Written exercise: Give back a single number, the count of lines containing the word "value".

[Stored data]
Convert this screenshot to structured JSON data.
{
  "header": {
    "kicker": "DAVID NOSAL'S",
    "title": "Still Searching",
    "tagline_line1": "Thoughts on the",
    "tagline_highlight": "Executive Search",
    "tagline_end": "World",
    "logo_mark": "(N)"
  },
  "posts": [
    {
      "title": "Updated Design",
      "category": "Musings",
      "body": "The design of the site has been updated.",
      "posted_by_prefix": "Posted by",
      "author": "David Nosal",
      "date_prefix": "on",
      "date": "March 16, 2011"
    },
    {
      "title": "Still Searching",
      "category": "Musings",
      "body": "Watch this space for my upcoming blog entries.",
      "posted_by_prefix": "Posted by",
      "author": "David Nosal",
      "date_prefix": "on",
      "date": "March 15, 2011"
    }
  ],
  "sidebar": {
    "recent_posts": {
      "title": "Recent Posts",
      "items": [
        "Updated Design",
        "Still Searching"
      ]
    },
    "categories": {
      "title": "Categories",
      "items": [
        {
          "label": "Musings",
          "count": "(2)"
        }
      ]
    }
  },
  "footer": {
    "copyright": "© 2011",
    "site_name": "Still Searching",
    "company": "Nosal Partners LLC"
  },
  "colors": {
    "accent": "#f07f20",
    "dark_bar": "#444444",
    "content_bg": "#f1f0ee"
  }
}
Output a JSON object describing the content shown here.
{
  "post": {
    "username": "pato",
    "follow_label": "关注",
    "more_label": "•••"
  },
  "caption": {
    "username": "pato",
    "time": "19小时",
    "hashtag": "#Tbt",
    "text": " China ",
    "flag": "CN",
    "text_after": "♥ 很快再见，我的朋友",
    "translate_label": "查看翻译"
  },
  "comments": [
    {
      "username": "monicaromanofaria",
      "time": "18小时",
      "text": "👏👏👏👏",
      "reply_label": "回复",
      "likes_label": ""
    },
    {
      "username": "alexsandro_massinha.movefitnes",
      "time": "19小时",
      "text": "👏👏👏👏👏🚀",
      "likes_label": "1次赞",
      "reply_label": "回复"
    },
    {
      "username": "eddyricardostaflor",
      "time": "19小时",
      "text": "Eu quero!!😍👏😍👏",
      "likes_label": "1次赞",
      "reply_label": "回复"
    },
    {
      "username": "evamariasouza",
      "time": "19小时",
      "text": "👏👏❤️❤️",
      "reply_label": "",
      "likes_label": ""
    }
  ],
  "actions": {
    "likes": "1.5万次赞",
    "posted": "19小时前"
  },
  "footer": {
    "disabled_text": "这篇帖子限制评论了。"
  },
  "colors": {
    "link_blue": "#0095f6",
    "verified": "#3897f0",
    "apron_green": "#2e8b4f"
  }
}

---

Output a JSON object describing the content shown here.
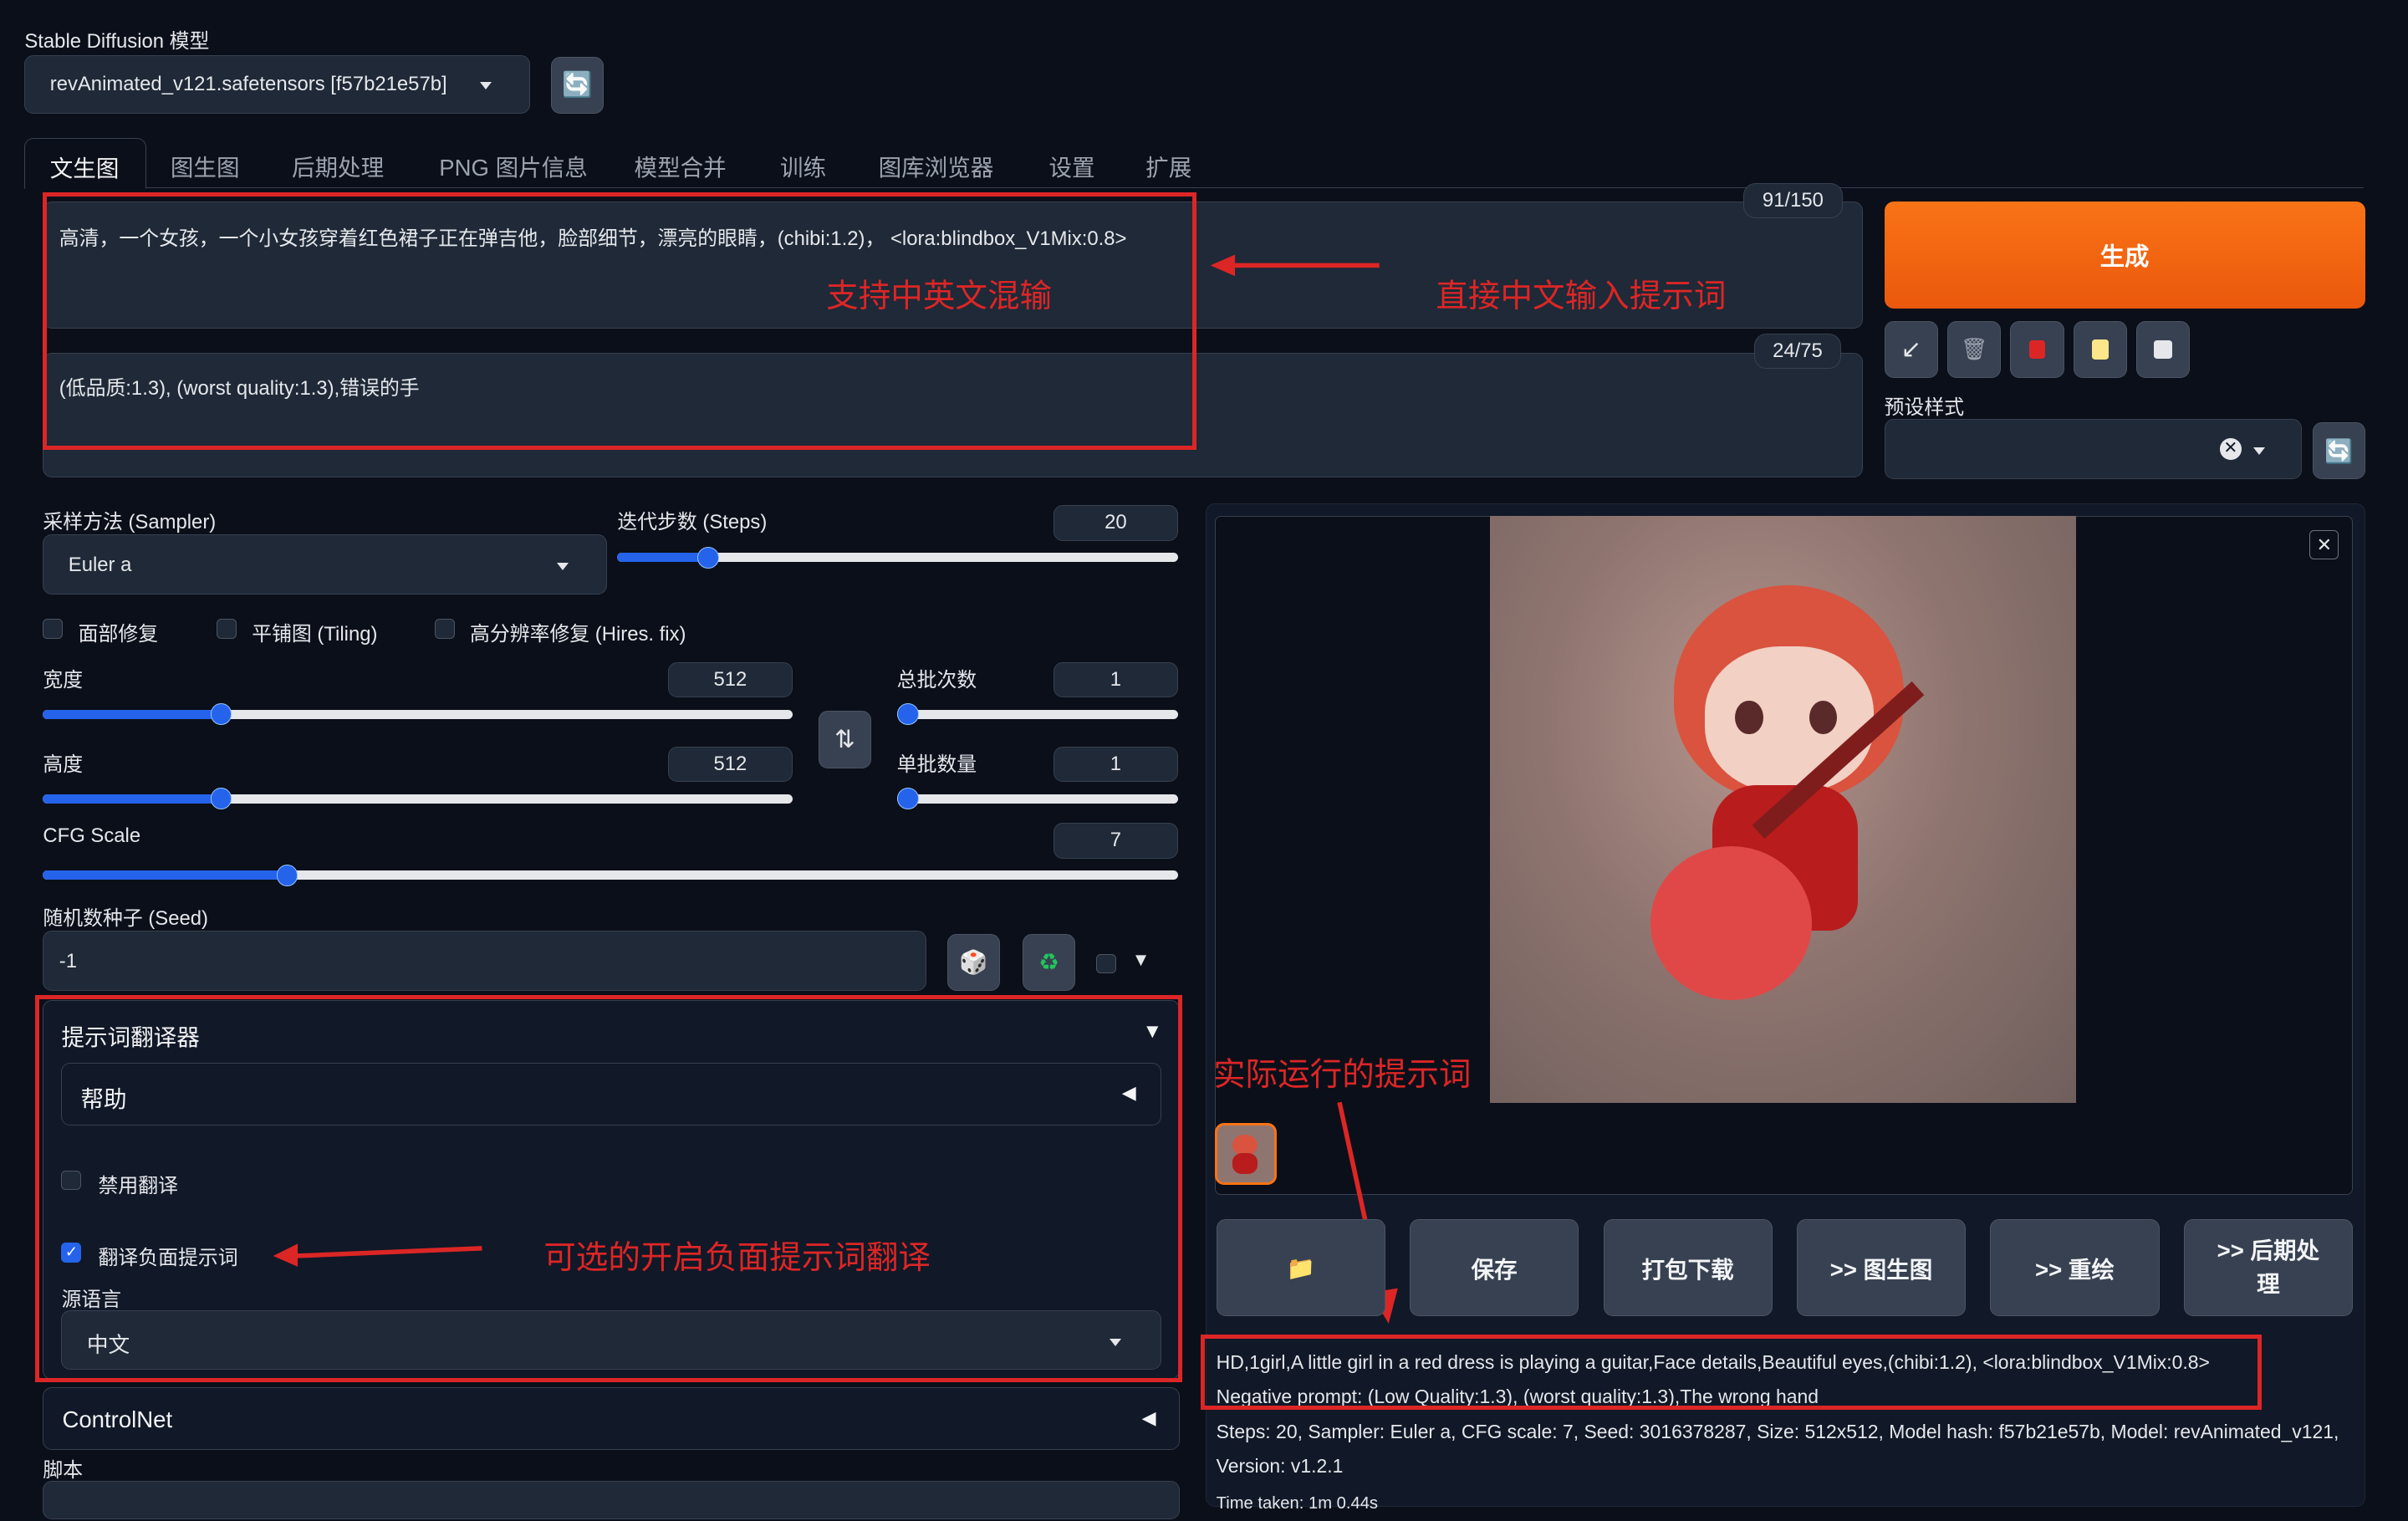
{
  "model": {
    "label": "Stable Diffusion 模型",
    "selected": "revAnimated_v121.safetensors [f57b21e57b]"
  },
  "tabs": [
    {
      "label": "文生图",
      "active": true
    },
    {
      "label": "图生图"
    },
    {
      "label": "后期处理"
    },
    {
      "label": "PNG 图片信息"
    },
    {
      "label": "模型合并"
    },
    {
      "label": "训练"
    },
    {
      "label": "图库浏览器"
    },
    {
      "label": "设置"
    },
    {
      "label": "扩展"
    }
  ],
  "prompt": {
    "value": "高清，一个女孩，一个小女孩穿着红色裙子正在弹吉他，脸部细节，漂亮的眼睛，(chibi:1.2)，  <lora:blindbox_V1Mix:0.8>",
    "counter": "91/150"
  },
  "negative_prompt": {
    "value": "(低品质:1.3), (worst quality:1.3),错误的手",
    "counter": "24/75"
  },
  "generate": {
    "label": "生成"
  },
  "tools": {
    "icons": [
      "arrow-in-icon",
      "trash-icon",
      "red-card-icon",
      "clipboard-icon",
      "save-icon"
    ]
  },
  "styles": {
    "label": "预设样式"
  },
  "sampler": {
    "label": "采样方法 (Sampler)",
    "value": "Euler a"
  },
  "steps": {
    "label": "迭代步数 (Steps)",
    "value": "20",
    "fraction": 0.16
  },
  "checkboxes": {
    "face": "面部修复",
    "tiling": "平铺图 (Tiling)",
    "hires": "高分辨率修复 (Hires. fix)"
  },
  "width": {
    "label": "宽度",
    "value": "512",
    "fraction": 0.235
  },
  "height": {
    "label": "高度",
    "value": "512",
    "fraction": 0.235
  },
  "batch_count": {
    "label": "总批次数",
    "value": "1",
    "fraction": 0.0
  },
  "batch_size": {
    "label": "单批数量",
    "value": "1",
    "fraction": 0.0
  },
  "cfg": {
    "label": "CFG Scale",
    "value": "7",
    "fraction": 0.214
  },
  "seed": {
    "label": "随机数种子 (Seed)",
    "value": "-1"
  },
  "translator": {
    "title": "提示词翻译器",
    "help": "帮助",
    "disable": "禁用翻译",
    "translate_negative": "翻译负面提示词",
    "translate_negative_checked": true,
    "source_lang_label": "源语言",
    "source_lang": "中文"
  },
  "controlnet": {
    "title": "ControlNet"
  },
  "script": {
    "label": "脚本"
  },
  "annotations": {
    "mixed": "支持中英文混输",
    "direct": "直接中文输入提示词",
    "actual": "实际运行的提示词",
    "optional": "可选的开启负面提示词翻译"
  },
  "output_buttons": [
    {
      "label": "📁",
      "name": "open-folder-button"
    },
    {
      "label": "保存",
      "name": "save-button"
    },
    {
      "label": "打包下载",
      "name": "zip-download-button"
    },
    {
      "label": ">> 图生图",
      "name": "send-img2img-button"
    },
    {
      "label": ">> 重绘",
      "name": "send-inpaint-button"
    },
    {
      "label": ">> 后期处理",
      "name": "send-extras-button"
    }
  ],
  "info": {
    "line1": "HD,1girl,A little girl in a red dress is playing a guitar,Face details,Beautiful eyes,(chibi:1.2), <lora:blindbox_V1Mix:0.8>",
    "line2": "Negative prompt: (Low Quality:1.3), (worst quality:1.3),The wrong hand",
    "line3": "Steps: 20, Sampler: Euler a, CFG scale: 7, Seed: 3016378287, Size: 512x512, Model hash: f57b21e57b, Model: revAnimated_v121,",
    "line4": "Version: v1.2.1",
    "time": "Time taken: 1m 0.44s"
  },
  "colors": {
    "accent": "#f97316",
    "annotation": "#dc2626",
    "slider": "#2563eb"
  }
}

Exercise response: 10